Your task is to print exactly the lines from the line that contains "Extract all the data from this chart as JSON." through the line that contains "What data populates", with pictures left out.
────────────────────────────────────────
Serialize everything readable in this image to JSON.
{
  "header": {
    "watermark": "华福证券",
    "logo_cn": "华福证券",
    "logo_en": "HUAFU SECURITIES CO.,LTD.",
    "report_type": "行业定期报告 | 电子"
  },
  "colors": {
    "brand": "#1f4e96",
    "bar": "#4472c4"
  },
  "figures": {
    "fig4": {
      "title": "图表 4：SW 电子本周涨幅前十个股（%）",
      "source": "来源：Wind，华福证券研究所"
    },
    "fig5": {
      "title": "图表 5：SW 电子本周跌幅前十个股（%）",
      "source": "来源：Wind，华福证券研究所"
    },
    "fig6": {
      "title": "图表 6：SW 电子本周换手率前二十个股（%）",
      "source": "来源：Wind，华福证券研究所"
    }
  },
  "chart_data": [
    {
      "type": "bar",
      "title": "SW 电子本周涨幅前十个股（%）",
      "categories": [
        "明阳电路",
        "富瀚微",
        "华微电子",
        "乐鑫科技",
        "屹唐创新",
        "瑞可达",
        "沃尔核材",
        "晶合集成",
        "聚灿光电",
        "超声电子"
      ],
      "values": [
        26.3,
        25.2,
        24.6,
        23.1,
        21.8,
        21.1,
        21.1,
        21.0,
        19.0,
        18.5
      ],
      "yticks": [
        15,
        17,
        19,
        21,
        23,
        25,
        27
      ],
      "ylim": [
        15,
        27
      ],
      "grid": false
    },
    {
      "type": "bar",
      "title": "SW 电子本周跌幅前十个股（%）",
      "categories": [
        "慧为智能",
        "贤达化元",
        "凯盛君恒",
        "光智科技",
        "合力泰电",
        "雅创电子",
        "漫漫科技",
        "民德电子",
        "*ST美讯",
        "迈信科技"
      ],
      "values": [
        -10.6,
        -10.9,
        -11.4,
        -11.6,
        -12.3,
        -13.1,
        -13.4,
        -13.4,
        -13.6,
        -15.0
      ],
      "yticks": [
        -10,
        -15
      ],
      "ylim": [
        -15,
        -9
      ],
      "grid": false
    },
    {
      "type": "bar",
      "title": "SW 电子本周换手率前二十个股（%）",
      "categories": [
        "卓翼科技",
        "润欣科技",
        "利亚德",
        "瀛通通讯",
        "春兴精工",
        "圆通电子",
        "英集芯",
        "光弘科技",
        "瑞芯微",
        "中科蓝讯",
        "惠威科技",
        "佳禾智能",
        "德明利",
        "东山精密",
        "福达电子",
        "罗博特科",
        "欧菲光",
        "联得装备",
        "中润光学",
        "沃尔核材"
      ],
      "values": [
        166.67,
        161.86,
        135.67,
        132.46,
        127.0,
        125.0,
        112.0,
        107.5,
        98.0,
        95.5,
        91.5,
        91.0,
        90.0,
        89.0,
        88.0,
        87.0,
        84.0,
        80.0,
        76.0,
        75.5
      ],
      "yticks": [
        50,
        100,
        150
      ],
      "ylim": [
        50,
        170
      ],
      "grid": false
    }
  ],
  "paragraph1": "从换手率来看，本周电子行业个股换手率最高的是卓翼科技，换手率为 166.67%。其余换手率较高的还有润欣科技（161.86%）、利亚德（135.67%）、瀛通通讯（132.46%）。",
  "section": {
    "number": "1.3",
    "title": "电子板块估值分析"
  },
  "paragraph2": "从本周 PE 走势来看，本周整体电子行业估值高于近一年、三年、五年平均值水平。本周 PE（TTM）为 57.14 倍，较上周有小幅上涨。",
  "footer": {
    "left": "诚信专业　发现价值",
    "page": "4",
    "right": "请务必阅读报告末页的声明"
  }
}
────────────────────────────────────────
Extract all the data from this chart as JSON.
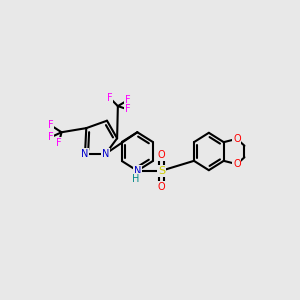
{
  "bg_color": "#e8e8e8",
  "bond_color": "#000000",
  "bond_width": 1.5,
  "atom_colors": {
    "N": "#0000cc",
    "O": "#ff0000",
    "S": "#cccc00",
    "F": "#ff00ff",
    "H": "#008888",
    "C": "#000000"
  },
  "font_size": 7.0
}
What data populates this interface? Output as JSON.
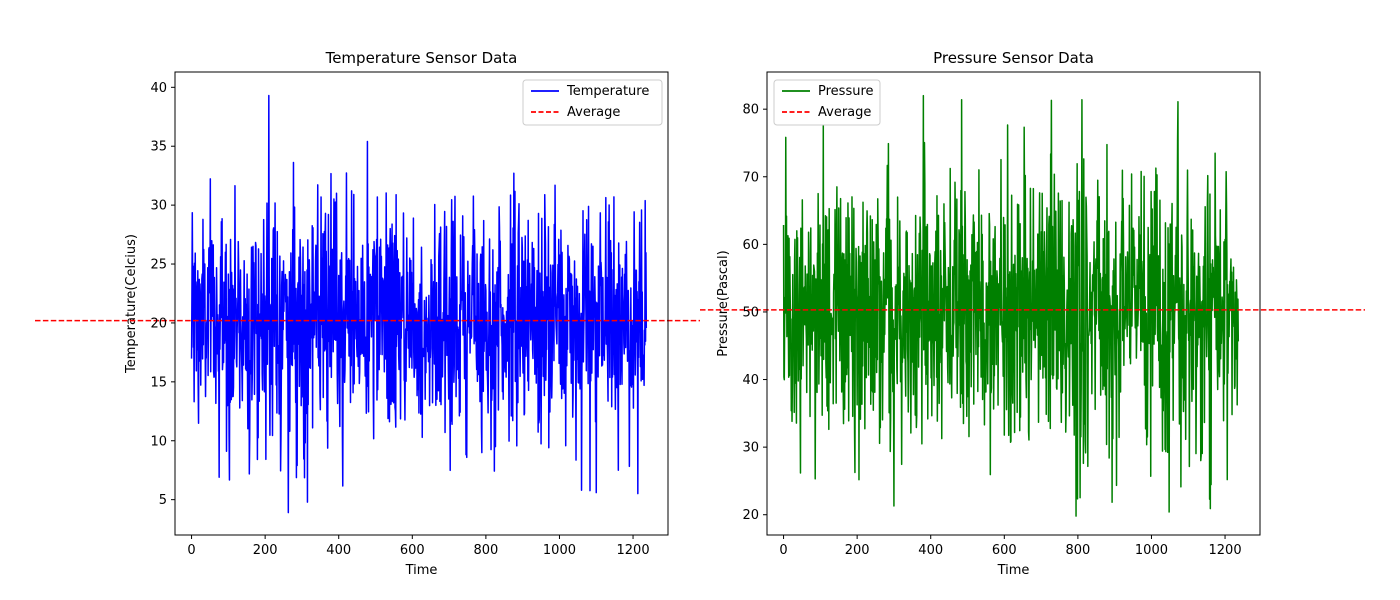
────────────────────────────────────────
- **RESPONSE**
Extract all the data from this chart as JSON.
{
  "bg_color": "#e8e8e8",
  "bond_color": "#000000",
  "bond_width": 1.5,
  "atom_colors": {
    "N": "#0000cc",
    "O": "#ff0000",
    "S": "#cccc00",
    "F": "#ff00ff",
    "H": "#008888",
    "C": "#000000"
  },
  "font_size": 7.0
}
What data populates this interface? Output as JSON.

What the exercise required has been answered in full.